Problem to solve ▸
Set down the full listing exactly as given. Any pictures are to be left out.

Extracted information ▸
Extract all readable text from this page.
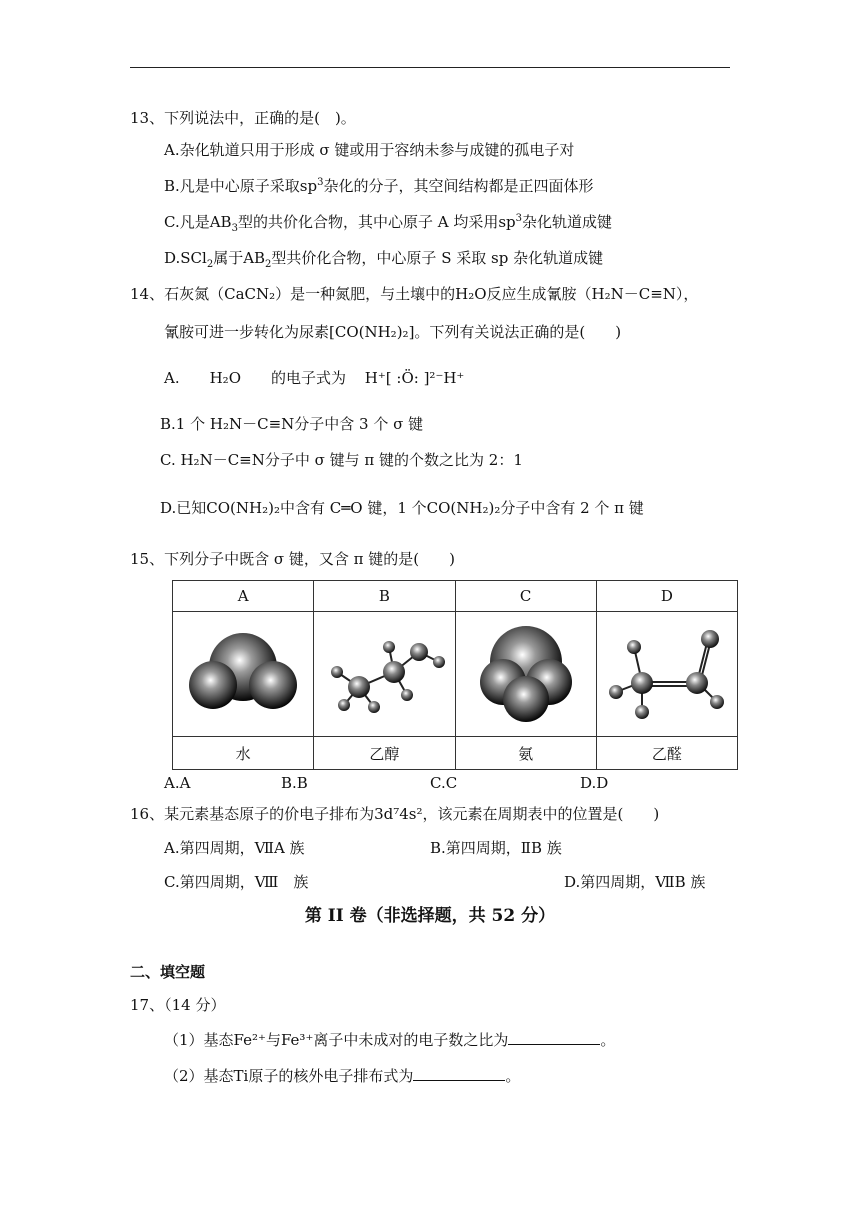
13、下列说法中，正确的是( )。
A.杂化轨道只用于形成 σ 键或用于容纳未参与成键的孤电子对
B.凡是中心原子采取$sp^3$杂化的分子，其空间结构都是正四面体形
C.凡是$AB_3$型的共价化合物，其中心原子 A 均采用$sp^3$杂化轨道成键
D.SCl$_2$属于$AB_2$型共价化合物，中心原子 S 采取 sp 杂化轨道成键
14、石灰氮（CaCN₂）是一种氮肥，与土壤中的H₂O反应生成氰胺（H₂N－C≡N），
氰胺可进一步转化为尿素[CO(NH₂)₂]。下列有关说法正确的是(  )
A.  H₂O  的电子式为 H⁺[ :Ö: ]²⁻H⁺
B.1 个 H₂N－C≡N分子中含 3 个 σ 键
C. H₂N－C≡N分子中 σ 键与 π 键的个数之比为 2：1
D.已知CO(NH₂)₂中含有 C═O 键，1 个CO(NH₂)₂分子中含有 2 个 π 键
15、下列分子中既含 σ 键，又含 π 键的是(  )
A	B	C	D

水	乙醇	氨	乙醛
A.A	B.B	C.C	D.D
16、某元素基态原子的价电子排布为3d⁷4s²，该元素在周期表中的位置是(  )
A.第四周期，ⅦA 族	B.第四周期，ⅡB 族
C.第四周期，Ⅷ 族	D.第四周期，ⅦB 族
第 II 卷（非选择题，共 52 分）
二、填空题
17、（14 分）
（1）基态Fe²⁺与Fe³⁺离子中未成对的电子数之比为	。
（2）基态Ti原子的核外电子排布式为	。
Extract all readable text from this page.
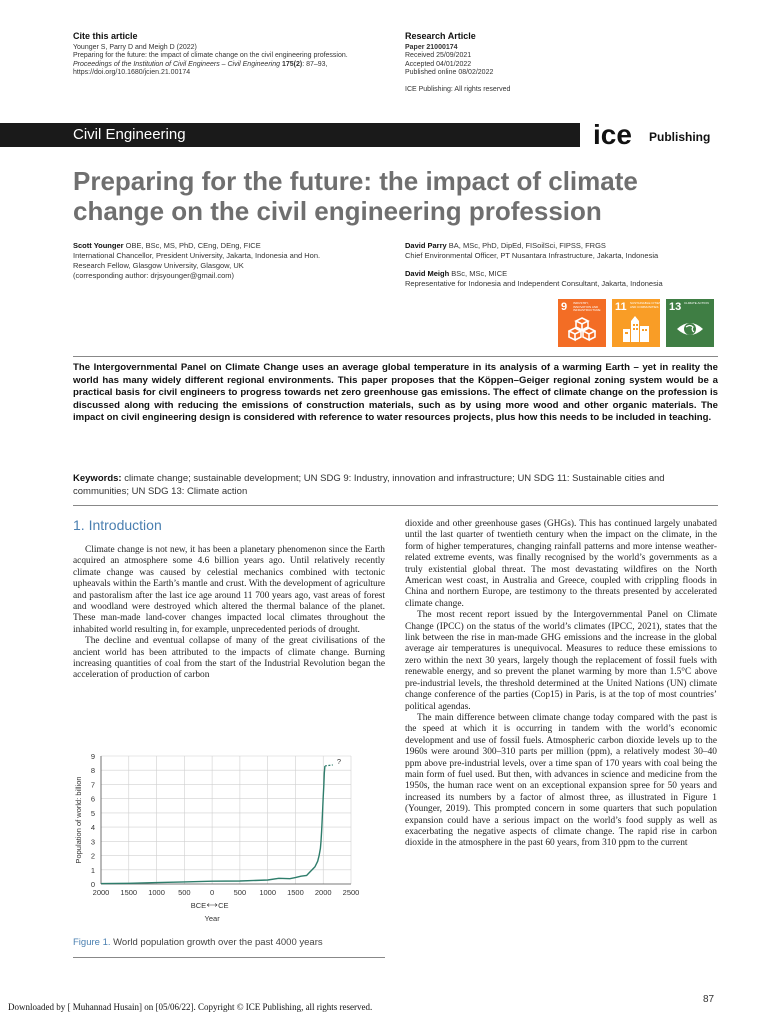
Cite this article
Younger S, Parry D and Meigh D (2022)
Preparing for the future: the impact of climate change on the civil engineering profession.
Proceedings of the Institution of Civil Engineers – Civil Engineering 175(2): 87–93,
https://doi.org/10.1680/jcien.21.00174
Research Article
Paper 21000174
Received 25/09/2021
Accepted 04/01/2022
Published online 08/02/2022
ICE Publishing: All rights reserved
Civil Engineering	ice Publishing
Preparing for the future: the impact of climate change on the civil engineering profession
Scott Younger OBE, BSc, MS, PhD, CEng, DEng, FICE
International Chancellor, President University, Jakarta, Indonesia and Hon.
Research Fellow, Glasgow University, Glasgow, UK
(corresponding author: drjsyounger@gmail.com)
David Parry BA, MSc, PhD, DipEd, FISoilSci, FIPSS, FRGS
Chief Environmental Officer, PT Nusantara Infrastructure, Jakarta, Indonesia
David Meigh BSc, MSc, MICE
Representative for Indonesia and Independent Consultant, Jakarta, Indonesia
9 INDUSTRY, INNOVATION AND INFRASTRUCTURE	11 SUSTAINABLE CITIES AND COMMUNITIES 13 CLIMATE ACTION
The Intergovernmental Panel on Climate Change uses an average global temperature in its analysis of a warming Earth – yet in reality the world has many widely different regional environments. This paper proposes that the Köppen–Geiger regional zoning system would be a practical basis for civil engineers to progress towards net zero greenhouse gas emissions. The effect of climate change on the profession is discussed along with reducing the emissions of construction materials, such as by using more wood and other organic materials. The impact on civil engineering design is considered with reference to water resources projects, plus how this needs to be included in teaching.
Keywords: climate change; sustainable development; UN SDG 9: Industry, innovation and infrastructure; UN SDG 11: Sustainable cities and communities; UN SDG 13: Climate action
1. Introduction

Climate change is not new, it has been a planetary phenomenon since the Earth acquired an atmosphere some 4.6 billion years ago. Until relatively recently climate change was caused by celestial mechanics combined with tectonic upheavals within the Earth’s mantle and crust. With the development of agriculture and pastoralism after the last ice age around 11 700 years ago, vast areas of forest and woodland were destroyed which altered the thermal balance of the planet. These man-made land-cover changes impacted local climates throughout the inhabited world resulting in, for example, unprecedented periods of drought.

The decline and eventual collapse of many of the great civilisations of the ancient world has been attributed to the impacts of climate change. Burning increasing quantities of coal from the start of the Industrial Revolution began the acceleration of production of carbon

dioxide and other greenhouse gases (GHGs). This has continued largely unabated until the last quarter of twentieth century when the impact on the climate, in the form of higher temperatures, changing rainfall patterns and more intense weather-related extreme events, was finally recognised by the world’s governments as a truly existential global threat. The most devastating wildfires on the North American west coast, in Australia and Greece, coupled with crippling floods in China and northern Europe, are testimony to the threats presented by accelerated climate change.

The most recent report issued by the Intergovernmental Panel on Climate Change (IPCC) on the status of the world’s climates (IPCC, 2021), states that the link between the rise in man-made GHG emissions and the increase in the global average air temperatures is unequivocal. Measures to reduce these emissions to zero within the next 30 years, largely though the replacement of fossil fuels with renewable energy, and so prevent the planet warming by more than 1.5°C above pre-industrial levels, the threshold determined at the United Nations (UN) climate change conference of the parties (Cop15) in Paris, is at the top of most countries’ political agendas.

The main difference between climate change today compared with the past is the speed at which it is occurring in tandem with the world’s economic development and use of fossil fuels. Atmospheric carbon dioxide levels up to the 1960s were around 300–310 parts per million (ppm), a relatively modest 30–40 ppm above pre-industrial levels, over a time span of 170 years with coal being the main form of fuel used. But then, with advances in science and medicine from the 1950s, the human race went on an exceptional expansion spree for 50 years and increased its numbers by a factor of almost three, as illustrated in Figure 1 (Younger, 2019). This prompted concern in some quarters that such population expansion could have a serious impact on the world’s food supply as well as exacerbating the negative aspects of climate change. The rapid rise in carbon dioxide in the atmosphere in the past 60 years, from 310 ppm to the current

0
1
2
3
4
5
6
7
8
9
2000 1500 1000 500	0	500 1000 1500 2000 2500
BCE CE
Year
Population of world: billion
?
Figure 1. World population growth over the past 4000 years
87
Downloaded by [ Muhannad Husain] on [05/06/22]. Copyright © ICE Publishing, all rights reserved.
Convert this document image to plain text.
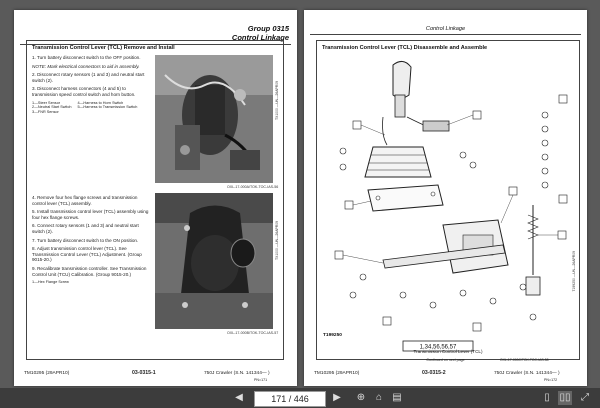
Group 0315
Control Linkage
Transmission Control Lever (TCL) Remove and Install

1. Turn battery disconnect switch to the OFF position.

NOTE: Mark electrical connectors to aid in assembly.

2. Disconnect rotary sensors (1 and 3) and neutral start switch (2).

3. Disconnect harness connectors (4 and 5) to transmission speed control switch and horn button.

1—Steer Sensor
2—Neutral Start Switch
3—FNR Sensor
4—Harness to Horn Switch
5—Harness to Transmission Switch	TX1000 —UN—26APR09
OXL-17-000A/TOK-TOC-IAS-56

4. Remove four hex flange screws and transmission control lever (TCL) assembly.

5. Install transmission control lever (TCL) assembly using four hex flange screws.

6. Connect rotary sensors (1 and 3) and neutral start switch (2).

7. Turn battery disconnect switch to the ON position.

8. Adjust transmission control lever (TCL). See Transmission Control Lever (TCL) Adjustment. (Group 9015-20.)

9. Recalibrate transmission controller. See Transmission Control Unit (TCU) Calibration. (Group 9015-20.)

1—Hex Flange Screw
TX1000 —UN—26APR09
OXL-17-000B/TOK-TOC-IAS-57
TM10295 (29APR10)	03-0315-1	750J Crawler (S.N. 141344— )
PN=171
Control Linkage
Transmission Control Lever (TCL) Disassemble and Assemble
1,34,56,56,57
T199250
Transmission Control Lever (TCL)
T199250 —UN—26APR09
Continued on next page	OXL-17-000C/TOK-TOC-IAS-58
TM10295 (29APR10)	03-0315-2	750J Crawler (S.N. 141344— )
PN=172
◀	171 / 446	▶	⊕	⌂	▤	▯ ▯▯	⤢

Solution to this exercise ▸
Extract all readable text from this page.
13、下列说法中，正确的是( )。
A.杂化轨道只用于形成 σ 键或用于容纳未参与成键的孤电子对
B.凡是中心原子采取$sp^3$杂化的分子，其空间结构都是正四面体形
C.凡是$AB_3$型的共价化合物，其中心原子 A 均采用$sp^3$杂化轨道成键
D.SCl$_2$属于$AB_2$型共价化合物，中心原子 S 采取 sp 杂化轨道成键
14、石灰氮（CaCN₂）是一种氮肥，与土壤中的H₂O反应生成氰胺（H₂N－C≡N），
氰胺可进一步转化为尿素[CO(NH₂)₂]。下列有关说法正确的是(  )
A.  H₂O  的电子式为 H⁺[ :Ö: ]²⁻H⁺
B.1 个 H₂N－C≡N分子中含 3 个 σ 键
C. H₂N－C≡N分子中 σ 键与 π 键的个数之比为 2：1
D.已知CO(NH₂)₂中含有 C═O 键，1 个CO(NH₂)₂分子中含有 2 个 π 键
15、下列分子中既含 σ 键，又含 π 键的是(  )
A	B	C	D

水	乙醇	氨	乙醛
A.A	B.B	C.C	D.D
16、某元素基态原子的价电子排布为3d⁷4s²，该元素在周期表中的位置是(  )
A.第四周期，ⅦA 族	B.第四周期，ⅡB 族
C.第四周期，Ⅷ 族	D.第四周期，ⅦB 族
第 II 卷（非选择题，共 52 分）
二、填空题
17、（14 分）
（1）基态Fe²⁺与Fe³⁺离子中未成对的电子数之比为	。
（2）基态Ti原子的核外电子排布式为	。
Extract all readable text from this page.
Cite this article
Younger S, Parry D and Meigh D (2022)
Preparing for the future: the impact of climate change on the civil engineering profession.
Proceedings of the Institution of Civil Engineers – Civil Engineering 175(2): 87–93,
https://doi.org/10.1680/jcien.21.00174
Research Article
Paper 21000174
Received 25/09/2021
Accepted 04/01/2022
Published online 08/02/2022
ICE Publishing: All rights reserved
Civil Engineering	ice Publishing
Preparing for the future: the impact of climate change on the civil engineering profession
Scott Younger OBE, BSc, MS, PhD, CEng, DEng, FICE
International Chancellor, President University, Jakarta, Indonesia and Hon.
Research Fellow, Glasgow University, Glasgow, UK
(corresponding author: drjsyounger@gmail.com)
David Parry BA, MSc, PhD, DipEd, FISoilSci, FIPSS, FRGS
Chief Environmental Officer, PT Nusantara Infrastructure, Jakarta, Indonesia
David Meigh BSc, MSc, MICE
Representative for Indonesia and Independent Consultant, Jakarta, Indonesia
9 INDUSTRY, INNOVATION AND INFRASTRUCTURE	11 SUSTAINABLE CITIES AND COMMUNITIES 13 CLIMATE ACTION
The Intergovernmental Panel on Climate Change uses an average global temperature in its analysis of a warming Earth – yet in reality the world has many widely different regional environments. This paper proposes that the Köppen–Geiger regional zoning system would be a practical basis for civil engineers to progress towards net zero greenhouse gas emissions. The effect of climate change on the profession is discussed along with reducing the emissions of construction materials, such as by using more wood and other organic materials. The impact on civil engineering design is considered with reference to water resources projects, plus how this needs to be included in teaching.
Keywords: climate change; sustainable development; UN SDG 9: Industry, innovation and infrastructure; UN SDG 11: Sustainable cities and communities; UN SDG 13: Climate action
1. Introduction

Climate change is not new, it has been a planetary phenomenon since the Earth acquired an atmosphere some 4.6 billion years ago. Until relatively recently climate change was caused by celestial mechanics combined with tectonic upheavals within the Earth’s mantle and crust. With the development of agriculture and pastoralism after the last ice age around 11 700 years ago, vast areas of forest and woodland were destroyed which altered the thermal balance of the planet. These man-made land-cover changes impacted local climates throughout the inhabited world resulting in, for example, unprecedented periods of drought.

The decline and eventual collapse of many of the great civilisations of the ancient world has been attributed to the impacts of climate change. Burning increasing quantities of coal from the start of the Industrial Revolution began the acceleration of production of carbon

dioxide and other greenhouse gases (GHGs). This has continued largely unabated until the last quarter of twentieth century when the impact on the climate, in the form of higher temperatures, changing rainfall patterns and more intense weather-related extreme events, was finally recognised by the world’s governments as a truly existential global threat. The most devastating wildfires on the North American west coast, in Australia and Greece, coupled with crippling floods in China and northern Europe, are testimony to the threats presented by accelerated climate change.

The most recent report issued by the Intergovernmental Panel on Climate Change (IPCC) on the status of the world’s climates (IPCC, 2021), states that the link between the rise in man-made GHG emissions and the increase in the global average air temperatures is unequivocal. Measures to reduce these emissions to zero within the next 30 years, largely though the replacement of fossil fuels with renewable energy, and so prevent the planet warming by more than 1.5°C above pre-industrial levels, the threshold determined at the United Nations (UN) climate change conference of the parties (Cop15) in Paris, is at the top of most countries’ political agendas.

The main difference between climate change today compared with the past is the speed at which it is occurring in tandem with the world’s economic development and use of fossil fuels. Atmospheric carbon dioxide levels up to the 1960s were around 300–310 parts per million (ppm), a relatively modest 30–40 ppm above pre-industrial levels, over a time span of 170 years with coal being the main form of fuel used. But then, with advances in science and medicine from the 1950s, the human race went on an exceptional expansion spree for 50 years and increased its numbers by a factor of almost three, as illustrated in Figure 1 (Younger, 2019). This prompted concern in some quarters that such population expansion could have a serious impact on the world’s food supply as well as exacerbating the negative aspects of climate change. The rapid rise in carbon dioxide in the atmosphere in the past 60 years, from 310 ppm to the current

0
1
2
3
4
5
6
7
8
9
2000 1500 1000 500	0	500 1000 1500 2000 2500
BCE CE
Year
Population of world: billion
?
Figure 1. World population growth over the past 4000 years
87
Downloaded by [ Muhannad Husain] on [05/06/22]. Copyright © ICE Publishing, all rights reserved.
Convert this document image to plain text.
Group 0315
Control Linkage
Transmission Control Lever (TCL) Remove and Install

1. Turn battery disconnect switch to the OFF position.

NOTE: Mark electrical connectors to aid in assembly.

2. Disconnect rotary sensors (1 and 3) and neutral start switch (2).

3. Disconnect harness connectors (4 and 5) to transmission speed control switch and horn button.

1—Steer Sensor
2—Neutral Start Switch
3—FNR Sensor
4—Harness to Horn Switch
5—Harness to Transmission Switch	TX1000 —UN—26APR09
OXL-17-000A/TOK-TOC-IAS-56

4. Remove four hex flange screws and transmission control lever (TCL) assembly.

5. Install transmission control lever (TCL) assembly using four hex flange screws.

6. Connect rotary sensors (1 and 3) and neutral start switch (2).

7. Turn battery disconnect switch to the ON position.

8. Adjust transmission control lever (TCL). See Transmission Control Lever (TCL) Adjustment. (Group 9015-20.)

9. Recalibrate transmission controller. See Transmission Control Unit (TCU) Calibration. (Group 9015-20.)

1—Hex Flange Screw
TX1000 —UN—26APR09
OXL-17-000B/TOK-TOC-IAS-57
TM10295 (29APR10)	03-0315-1	750J Crawler (S.N. 141344— )
PN=171
Control Linkage
Transmission Control Lever (TCL) Disassemble and Assemble
1,34,56,56,57
T199250
Transmission Control Lever (TCL)
T199250 —UN—26APR09
Continued on next page	OXL-17-000C/TOK-TOC-IAS-58
TM10295 (29APR10)	03-0315-2	750J Crawler (S.N. 141344— )
PN=172
◀	171 / 446	▶	⊕	⌂	▤	▯ ▯▯	⤢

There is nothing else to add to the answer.